Task
Copy out each line of the data holding "high".

.....

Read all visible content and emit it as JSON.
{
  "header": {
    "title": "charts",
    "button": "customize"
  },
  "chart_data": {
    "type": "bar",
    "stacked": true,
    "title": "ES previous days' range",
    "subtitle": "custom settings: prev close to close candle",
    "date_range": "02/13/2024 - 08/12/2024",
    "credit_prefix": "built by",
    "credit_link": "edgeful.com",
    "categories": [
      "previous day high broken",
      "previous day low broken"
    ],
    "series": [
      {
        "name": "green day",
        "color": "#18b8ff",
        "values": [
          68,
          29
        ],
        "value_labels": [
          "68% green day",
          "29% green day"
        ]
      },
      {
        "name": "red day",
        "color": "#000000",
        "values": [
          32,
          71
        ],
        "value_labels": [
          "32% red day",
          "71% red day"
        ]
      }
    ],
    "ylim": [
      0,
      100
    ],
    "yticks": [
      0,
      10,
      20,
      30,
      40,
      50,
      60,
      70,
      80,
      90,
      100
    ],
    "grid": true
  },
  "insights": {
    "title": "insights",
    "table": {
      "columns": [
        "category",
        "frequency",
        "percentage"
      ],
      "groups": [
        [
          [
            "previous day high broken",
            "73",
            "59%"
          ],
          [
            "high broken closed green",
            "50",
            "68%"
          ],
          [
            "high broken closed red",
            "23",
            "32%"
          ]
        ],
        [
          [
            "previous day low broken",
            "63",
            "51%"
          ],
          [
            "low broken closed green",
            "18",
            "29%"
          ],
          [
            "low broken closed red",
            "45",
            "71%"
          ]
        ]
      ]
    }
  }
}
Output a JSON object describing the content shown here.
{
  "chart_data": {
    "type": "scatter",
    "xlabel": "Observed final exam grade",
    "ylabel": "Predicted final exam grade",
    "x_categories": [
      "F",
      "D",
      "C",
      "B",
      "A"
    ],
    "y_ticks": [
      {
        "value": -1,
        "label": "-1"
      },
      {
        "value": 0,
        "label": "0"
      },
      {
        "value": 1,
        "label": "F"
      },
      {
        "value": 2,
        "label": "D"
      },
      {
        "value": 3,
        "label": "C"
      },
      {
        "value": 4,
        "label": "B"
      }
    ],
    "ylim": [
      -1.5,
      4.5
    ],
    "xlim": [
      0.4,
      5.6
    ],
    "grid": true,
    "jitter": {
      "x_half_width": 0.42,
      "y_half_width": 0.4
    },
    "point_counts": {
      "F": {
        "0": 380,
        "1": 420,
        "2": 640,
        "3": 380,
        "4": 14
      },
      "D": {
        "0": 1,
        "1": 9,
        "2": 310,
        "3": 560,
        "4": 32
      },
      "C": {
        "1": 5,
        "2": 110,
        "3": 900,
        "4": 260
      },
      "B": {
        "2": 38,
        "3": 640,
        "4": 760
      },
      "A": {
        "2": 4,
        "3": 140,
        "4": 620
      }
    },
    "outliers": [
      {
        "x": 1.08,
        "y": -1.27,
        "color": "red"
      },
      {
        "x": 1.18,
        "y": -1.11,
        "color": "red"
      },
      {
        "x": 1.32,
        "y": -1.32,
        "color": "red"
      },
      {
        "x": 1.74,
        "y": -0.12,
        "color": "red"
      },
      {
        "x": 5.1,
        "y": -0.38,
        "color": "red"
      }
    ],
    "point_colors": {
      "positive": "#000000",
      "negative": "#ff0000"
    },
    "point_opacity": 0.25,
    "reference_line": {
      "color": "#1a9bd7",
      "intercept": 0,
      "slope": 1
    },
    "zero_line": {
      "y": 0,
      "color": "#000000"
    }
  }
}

.....

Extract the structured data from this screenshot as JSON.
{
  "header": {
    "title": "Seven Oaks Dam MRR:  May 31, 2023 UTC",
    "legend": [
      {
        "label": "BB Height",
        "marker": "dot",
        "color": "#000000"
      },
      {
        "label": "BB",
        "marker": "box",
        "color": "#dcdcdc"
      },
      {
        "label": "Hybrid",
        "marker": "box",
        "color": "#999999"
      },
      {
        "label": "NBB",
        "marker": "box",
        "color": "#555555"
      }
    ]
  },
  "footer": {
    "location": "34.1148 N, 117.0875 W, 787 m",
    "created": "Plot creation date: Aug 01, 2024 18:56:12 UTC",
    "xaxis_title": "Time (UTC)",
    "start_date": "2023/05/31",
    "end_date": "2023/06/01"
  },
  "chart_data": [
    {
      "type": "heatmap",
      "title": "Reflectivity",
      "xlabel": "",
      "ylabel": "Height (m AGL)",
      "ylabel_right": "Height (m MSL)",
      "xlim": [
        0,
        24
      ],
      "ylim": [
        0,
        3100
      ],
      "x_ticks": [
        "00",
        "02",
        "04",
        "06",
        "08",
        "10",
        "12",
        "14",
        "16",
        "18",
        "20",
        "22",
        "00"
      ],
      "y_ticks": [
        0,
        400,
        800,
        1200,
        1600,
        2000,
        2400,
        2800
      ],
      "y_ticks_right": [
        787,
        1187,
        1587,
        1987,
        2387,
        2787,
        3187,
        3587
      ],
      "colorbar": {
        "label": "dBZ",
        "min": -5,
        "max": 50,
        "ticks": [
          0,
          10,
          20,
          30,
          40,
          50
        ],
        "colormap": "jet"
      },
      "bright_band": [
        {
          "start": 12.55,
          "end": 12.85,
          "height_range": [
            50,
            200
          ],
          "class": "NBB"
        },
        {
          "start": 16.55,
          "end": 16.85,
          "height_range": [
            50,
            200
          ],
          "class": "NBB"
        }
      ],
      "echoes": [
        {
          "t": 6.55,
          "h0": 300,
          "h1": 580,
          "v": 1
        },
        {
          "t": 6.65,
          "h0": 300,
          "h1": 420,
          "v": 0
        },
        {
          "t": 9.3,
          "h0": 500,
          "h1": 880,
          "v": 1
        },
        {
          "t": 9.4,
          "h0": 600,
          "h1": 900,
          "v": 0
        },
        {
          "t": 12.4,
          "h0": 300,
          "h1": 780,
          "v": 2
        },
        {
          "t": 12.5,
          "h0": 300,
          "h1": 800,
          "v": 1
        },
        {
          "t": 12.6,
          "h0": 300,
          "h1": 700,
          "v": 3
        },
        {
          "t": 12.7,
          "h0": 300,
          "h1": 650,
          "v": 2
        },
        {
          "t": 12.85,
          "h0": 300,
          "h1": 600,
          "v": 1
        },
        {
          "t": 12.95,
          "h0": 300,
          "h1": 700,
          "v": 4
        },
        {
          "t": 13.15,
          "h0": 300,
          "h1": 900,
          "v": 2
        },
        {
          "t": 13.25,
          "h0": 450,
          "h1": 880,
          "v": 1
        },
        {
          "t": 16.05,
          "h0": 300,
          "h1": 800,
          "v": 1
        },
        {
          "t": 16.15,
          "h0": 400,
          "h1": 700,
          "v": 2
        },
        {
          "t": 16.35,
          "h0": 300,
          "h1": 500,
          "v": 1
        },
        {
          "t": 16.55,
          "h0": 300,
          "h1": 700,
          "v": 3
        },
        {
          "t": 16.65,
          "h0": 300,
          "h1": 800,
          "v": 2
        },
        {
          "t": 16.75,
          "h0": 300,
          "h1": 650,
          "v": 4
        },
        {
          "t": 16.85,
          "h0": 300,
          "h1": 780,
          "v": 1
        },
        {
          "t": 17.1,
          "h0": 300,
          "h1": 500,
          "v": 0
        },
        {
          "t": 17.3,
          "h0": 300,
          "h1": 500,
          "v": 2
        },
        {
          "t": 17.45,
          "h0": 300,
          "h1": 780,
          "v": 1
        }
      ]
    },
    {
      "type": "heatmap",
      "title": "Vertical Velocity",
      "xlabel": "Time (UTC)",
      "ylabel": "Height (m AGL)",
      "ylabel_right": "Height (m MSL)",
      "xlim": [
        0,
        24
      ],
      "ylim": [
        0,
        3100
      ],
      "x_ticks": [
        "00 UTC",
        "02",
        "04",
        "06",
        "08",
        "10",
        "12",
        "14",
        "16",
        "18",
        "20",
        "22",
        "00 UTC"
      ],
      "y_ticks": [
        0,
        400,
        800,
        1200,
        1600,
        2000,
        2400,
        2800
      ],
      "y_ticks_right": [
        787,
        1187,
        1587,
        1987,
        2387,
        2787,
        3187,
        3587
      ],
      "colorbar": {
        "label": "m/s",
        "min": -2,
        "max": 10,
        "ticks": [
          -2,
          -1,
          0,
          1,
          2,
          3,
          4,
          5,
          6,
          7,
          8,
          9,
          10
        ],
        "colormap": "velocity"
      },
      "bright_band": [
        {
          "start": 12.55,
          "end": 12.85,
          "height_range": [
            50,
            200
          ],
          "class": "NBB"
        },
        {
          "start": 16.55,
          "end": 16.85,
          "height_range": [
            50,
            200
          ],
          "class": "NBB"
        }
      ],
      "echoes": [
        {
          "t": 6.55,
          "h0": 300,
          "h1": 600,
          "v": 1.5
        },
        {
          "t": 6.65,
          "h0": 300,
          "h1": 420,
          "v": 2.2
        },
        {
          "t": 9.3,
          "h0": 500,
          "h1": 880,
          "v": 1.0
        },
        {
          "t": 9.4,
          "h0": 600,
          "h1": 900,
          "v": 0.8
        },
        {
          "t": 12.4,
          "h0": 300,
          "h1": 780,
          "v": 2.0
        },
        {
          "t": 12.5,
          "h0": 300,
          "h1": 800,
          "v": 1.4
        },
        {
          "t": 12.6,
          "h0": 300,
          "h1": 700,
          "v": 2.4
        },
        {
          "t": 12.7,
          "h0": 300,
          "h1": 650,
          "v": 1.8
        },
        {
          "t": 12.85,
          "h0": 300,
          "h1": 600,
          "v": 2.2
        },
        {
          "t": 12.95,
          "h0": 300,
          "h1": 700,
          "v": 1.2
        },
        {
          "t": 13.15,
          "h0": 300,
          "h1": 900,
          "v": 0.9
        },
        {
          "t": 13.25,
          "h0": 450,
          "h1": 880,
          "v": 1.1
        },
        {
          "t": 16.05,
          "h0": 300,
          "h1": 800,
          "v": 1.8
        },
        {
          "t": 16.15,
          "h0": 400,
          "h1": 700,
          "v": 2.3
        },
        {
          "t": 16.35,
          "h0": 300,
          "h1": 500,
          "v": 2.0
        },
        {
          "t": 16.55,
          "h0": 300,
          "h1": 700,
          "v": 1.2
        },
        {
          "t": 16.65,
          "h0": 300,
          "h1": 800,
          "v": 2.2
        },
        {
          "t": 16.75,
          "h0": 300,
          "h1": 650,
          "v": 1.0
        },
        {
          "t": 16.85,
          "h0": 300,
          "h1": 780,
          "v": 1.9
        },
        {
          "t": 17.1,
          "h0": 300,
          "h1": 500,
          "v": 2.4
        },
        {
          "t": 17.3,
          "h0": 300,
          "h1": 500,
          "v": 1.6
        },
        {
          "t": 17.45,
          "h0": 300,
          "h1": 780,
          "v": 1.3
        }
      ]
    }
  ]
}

.....

Result of this exercise
      "previous day high broken",
            "previous day high broken",
            "high broken closed green",
            "high broken closed red",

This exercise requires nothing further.